▼

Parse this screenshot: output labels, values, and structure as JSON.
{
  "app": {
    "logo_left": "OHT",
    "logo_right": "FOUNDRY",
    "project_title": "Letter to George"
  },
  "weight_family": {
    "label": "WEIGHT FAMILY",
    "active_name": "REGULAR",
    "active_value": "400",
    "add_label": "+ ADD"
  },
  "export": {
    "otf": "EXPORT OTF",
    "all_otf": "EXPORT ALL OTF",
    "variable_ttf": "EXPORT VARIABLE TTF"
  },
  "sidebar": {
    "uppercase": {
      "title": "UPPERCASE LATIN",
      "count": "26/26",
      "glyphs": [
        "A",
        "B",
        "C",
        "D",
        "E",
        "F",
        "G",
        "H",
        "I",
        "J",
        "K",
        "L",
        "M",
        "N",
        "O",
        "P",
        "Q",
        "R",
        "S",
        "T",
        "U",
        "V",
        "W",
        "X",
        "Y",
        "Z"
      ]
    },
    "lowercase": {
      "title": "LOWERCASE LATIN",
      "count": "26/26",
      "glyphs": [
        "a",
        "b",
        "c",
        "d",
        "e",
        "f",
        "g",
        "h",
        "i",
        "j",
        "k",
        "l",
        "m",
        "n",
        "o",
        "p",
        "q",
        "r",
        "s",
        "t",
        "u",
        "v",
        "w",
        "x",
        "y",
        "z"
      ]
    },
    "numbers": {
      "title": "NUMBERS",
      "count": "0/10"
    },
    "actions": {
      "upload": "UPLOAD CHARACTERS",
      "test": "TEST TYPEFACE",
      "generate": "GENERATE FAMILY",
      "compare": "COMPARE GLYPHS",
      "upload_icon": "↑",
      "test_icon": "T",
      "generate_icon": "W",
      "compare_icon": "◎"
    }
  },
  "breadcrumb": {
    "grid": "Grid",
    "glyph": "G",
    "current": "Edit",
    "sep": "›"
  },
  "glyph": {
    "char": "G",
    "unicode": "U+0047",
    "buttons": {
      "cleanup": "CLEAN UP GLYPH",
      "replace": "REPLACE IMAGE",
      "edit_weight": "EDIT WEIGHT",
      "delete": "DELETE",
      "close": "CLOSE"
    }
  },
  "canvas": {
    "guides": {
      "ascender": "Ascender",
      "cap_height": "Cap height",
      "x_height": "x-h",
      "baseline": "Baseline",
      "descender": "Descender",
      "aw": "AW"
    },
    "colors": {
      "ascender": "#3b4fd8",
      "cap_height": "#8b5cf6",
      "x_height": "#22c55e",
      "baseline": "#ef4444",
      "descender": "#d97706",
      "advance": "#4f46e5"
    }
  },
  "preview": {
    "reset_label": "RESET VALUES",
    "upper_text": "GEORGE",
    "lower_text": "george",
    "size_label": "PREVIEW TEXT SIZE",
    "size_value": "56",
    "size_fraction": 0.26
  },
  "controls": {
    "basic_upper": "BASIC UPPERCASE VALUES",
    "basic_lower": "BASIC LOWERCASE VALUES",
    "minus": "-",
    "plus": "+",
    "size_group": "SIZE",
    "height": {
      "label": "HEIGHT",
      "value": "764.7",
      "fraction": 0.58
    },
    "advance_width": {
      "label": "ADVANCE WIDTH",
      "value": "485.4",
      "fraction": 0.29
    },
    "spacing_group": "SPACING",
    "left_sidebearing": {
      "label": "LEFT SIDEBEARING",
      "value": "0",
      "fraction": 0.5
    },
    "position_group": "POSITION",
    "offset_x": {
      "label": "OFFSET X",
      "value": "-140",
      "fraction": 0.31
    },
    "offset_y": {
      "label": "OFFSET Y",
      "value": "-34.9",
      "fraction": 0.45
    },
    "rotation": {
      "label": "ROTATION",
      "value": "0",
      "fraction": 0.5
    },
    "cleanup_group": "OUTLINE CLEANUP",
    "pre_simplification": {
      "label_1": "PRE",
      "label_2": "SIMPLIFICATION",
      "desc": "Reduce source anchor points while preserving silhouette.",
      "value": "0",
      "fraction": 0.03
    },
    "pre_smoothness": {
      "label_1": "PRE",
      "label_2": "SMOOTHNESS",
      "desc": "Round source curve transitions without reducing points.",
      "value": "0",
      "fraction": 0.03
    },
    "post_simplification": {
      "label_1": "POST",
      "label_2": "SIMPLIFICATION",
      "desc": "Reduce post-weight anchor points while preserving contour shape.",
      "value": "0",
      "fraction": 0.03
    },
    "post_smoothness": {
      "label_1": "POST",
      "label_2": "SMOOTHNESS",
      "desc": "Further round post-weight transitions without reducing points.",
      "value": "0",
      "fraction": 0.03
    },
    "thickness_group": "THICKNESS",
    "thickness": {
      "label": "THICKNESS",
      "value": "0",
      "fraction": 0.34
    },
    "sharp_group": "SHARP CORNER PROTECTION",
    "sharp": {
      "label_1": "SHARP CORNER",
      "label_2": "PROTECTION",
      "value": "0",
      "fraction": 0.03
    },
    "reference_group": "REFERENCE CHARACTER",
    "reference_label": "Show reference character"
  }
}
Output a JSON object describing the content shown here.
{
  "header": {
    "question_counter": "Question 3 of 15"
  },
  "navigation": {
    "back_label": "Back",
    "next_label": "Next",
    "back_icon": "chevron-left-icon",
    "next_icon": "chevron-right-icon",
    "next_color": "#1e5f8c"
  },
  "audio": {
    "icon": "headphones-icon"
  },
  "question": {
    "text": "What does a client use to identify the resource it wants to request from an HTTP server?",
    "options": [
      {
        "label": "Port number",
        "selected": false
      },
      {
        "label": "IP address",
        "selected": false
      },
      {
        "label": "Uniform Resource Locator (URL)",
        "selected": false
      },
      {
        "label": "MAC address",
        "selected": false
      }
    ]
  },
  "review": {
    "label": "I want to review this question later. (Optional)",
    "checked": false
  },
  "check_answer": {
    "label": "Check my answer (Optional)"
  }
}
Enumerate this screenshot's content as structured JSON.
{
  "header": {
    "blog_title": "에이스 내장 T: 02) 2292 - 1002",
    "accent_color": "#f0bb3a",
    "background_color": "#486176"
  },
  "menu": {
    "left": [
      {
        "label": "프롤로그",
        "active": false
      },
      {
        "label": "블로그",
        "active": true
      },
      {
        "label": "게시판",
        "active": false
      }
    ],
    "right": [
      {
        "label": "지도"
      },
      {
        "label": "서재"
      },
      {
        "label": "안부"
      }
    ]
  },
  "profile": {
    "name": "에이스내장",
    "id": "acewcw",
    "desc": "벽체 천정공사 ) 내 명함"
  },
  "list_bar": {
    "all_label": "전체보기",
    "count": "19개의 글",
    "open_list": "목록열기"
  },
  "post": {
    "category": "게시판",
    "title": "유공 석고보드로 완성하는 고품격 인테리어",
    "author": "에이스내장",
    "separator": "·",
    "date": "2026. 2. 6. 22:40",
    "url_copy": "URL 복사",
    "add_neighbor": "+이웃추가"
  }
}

▲

WHAT YOU ARE ASKED TO DO >> Every entry must be quoted exactly as it appears above.

THE RESULT >>
Parse this screenshot: output labels, values, and structure as JSON.
{
  "app": {
    "logo_left": "OHT",
    "logo_right": "FOUNDRY",
    "project_title": "Letter to George"
  },
  "weight_family": {
    "label": "WEIGHT FAMILY",
    "active_name": "REGULAR",
    "active_value": "400",
    "add_label": "+ ADD"
  },
  "export": {
    "otf": "EXPORT OTF",
    "all_otf": "EXPORT ALL OTF",
    "variable_ttf": "EXPORT VARIABLE TTF"
  },
  "sidebar": {
    "uppercase": {
      "title": "UPPERCASE LATIN",
      "count": "26/26",
      "glyphs": [
        "A",
        "B",
        "C",
        "D",
        "E",
        "F",
        "G",
        "H",
        "I",
        "J",
        "K",
        "L",
        "M",
        "N",
        "O",
        "P",
        "Q",
        "R",
        "S",
        "T",
        "U",
        "V",
        "W",
        "X",
        "Y",
        "Z"
      ]
    },
    "lowercase": {
      "title": "LOWERCASE LATIN",
      "count": "26/26",
      "glyphs": [
        "a",
        "b",
        "c",
        "d",
        "e",
        "f",
        "g",
        "h",
        "i",
        "j",
        "k",
        "l",
        "m",
        "n",
        "o",
        "p",
        "q",
        "r",
        "s",
        "t",
        "u",
        "v",
        "w",
        "x",
        "y",
        "z"
      ]
    },
    "numbers": {
      "title": "NUMBERS",
      "count": "0/10"
    },
    "actions": {
      "upload": "UPLOAD CHARACTERS",
      "test": "TEST TYPEFACE",
      "generate": "GENERATE FAMILY",
      "compare": "COMPARE GLYPHS",
      "upload_icon": "↑",
      "test_icon": "T",
      "generate_icon": "W",
      "compare_icon": "◎"
    }
  },
  "breadcrumb": {
    "grid": "Grid",
    "glyph": "G",
    "current": "Edit",
    "sep": "›"
  },
  "glyph": {
    "char": "G",
    "unicode": "U+0047",
    "buttons": {
      "cleanup": "CLEAN UP GLYPH",
      "replace": "REPLACE IMAGE",
      "edit_weight": "EDIT WEIGHT",
      "delete": "DELETE",
      "close": "CLOSE"
    }
  },
  "canvas": {
    "guides": {
      "ascender": "Ascender",
      "cap_height": "Cap height",
      "x_height": "x-h",
      "baseline": "Baseline",
      "descender": "Descender",
      "aw": "AW"
    },
    "colors": {
      "ascender": "#3b4fd8",
      "cap_height": "#8b5cf6",
      "x_height": "#22c55e",
      "baseline": "#ef4444",
      "descender": "#d97706",
      "advance": "#4f46e5"
    }
  },
  "preview": {
    "reset_label": "RESET VALUES",
    "upper_text": "GEORGE",
    "lower_text": "george",
    "size_label": "PREVIEW TEXT SIZE",
    "size_value": "56",
    "size_fraction": 0.26
  },
  "controls": {
    "basic_upper": "BASIC UPPERCASE VALUES",
    "basic_lower": "BASIC LOWERCASE VALUES",
    "minus": "-",
    "plus": "+",
    "size_group": "SIZE",
    "height": {
      "label": "HEIGHT",
      "value": "764.7",
      "fraction": 0.58
    },
    "advance_width": {
      "label": "ADVANCE WIDTH",
      "value": "485.4",
      "fraction": 0.29
    },
    "spacing_group": "SPACING",
    "left_sidebearing": {
      "label": "LEFT SIDEBEARING",
      "value": "0",
      "fraction": 0.5
    },
    "position_group": "POSITION",
    "offset_x": {
      "label": "OFFSET X",
      "value": "-140",
      "fraction": 0.31
    },
    "offset_y": {
      "label": "OFFSET Y",
      "value": "-34.9",
      "fraction": 0.45
    },
    "rotation": {
      "label": "ROTATION",
      "value": "0",
      "fraction": 0.5
    },
    "cleanup_group": "OUTLINE CLEANUP",
    "pre_simplification": {
      "label_1": "PRE",
      "label_2": "SIMPLIFICATION",
      "desc": "Reduce source anchor points while preserving silhouette.",
      "value": "0",
      "fraction": 0.03
    },
    "pre_smoothness": {
      "label_1": "PRE",
      "label_2": "SMOOTHNESS",
      "desc": "Round source curve transitions without reducing points.",
      "value": "0",
      "fraction": 0.03
    },
    "post_simplification": {
      "label_1": "POST",
      "label_2": "SIMPLIFICATION",
      "desc": "Reduce post-weight anchor points while preserving contour shape.",
      "value": "0",
      "fraction": 0.03
    },
    "post_smoothness": {
      "label_1": "POST",
      "label_2": "SMOOTHNESS",
      "desc": "Further round post-weight transitions without reducing points.",
      "value": "0",
      "fraction": 0.03
    },
    "thickness_group": "THICKNESS",
    "thickness": {
      "label": "THICKNESS",
      "value": "0",
      "fraction": 0.34
    },
    "sharp_group": "SHARP CORNER PROTECTION",
    "sharp": {
      "label_1": "SHARP CORNER",
      "label_2": "PROTECTION",
      "value": "0",
      "fraction": 0.03
    },
    "reference_group": "REFERENCE CHARACTER",
    "reference_label": "Show reference character"
  }
}
Output a JSON object describing the content shown here.
{
  "header": {
    "question_counter": "Question 3 of 15"
  },
  "navigation": {
    "back_label": "Back",
    "next_label": "Next",
    "back_icon": "chevron-left-icon",
    "next_icon": "chevron-right-icon",
    "next_color": "#1e5f8c"
  },
  "audio": {
    "icon": "headphones-icon"
  },
  "question": {
    "text": "What does a client use to identify the resource it wants to request from an HTTP server?",
    "options": [
      {
        "label": "Port number",
        "selected": false
      },
      {
        "label": "IP address",
        "selected": false
      },
      {
        "label": "Uniform Resource Locator (URL)",
        "selected": false
      },
      {
        "label": "MAC address",
        "selected": false
      }
    ]
  },
  "review": {
    "label": "I want to review this question later. (Optional)",
    "checked": false
  },
  "check_answer": {
    "label": "Check my answer (Optional)"
  }
}
Enumerate this screenshot's content as structured JSON.
{
  "header": {
    "blog_title": "에이스 내장 T: 02) 2292 - 1002",
    "accent_color": "#f0bb3a",
    "background_color": "#486176"
  },
  "menu": {
    "left": [
      {
        "label": "프롤로그",
        "active": false
      },
      {
        "label": "블로그",
        "active": true
      },
      {
        "label": "게시판",
        "active": false
      }
    ],
    "right": [
      {
        "label": "지도"
      },
      {
        "label": "서재"
      },
      {
        "label": "안부"
      }
    ]
  },
  "profile": {
    "name": "에이스내장",
    "id": "acewcw",
    "desc": "벽체 천정공사 ) 내 명함"
  },
  "list_bar": {
    "all_label": "전체보기",
    "count": "19개의 글",
    "open_list": "목록열기"
  },
  "post": {
    "category": "게시판",
    "title": "유공 석고보드로 완성하는 고품격 인테리어",
    "author": "에이스내장",
    "separator": "·",
    "date": "2026. 2. 6. 22:40",
    "url_copy": "URL 복사",
    "add_neighbor": "+이웃추가"
  }
}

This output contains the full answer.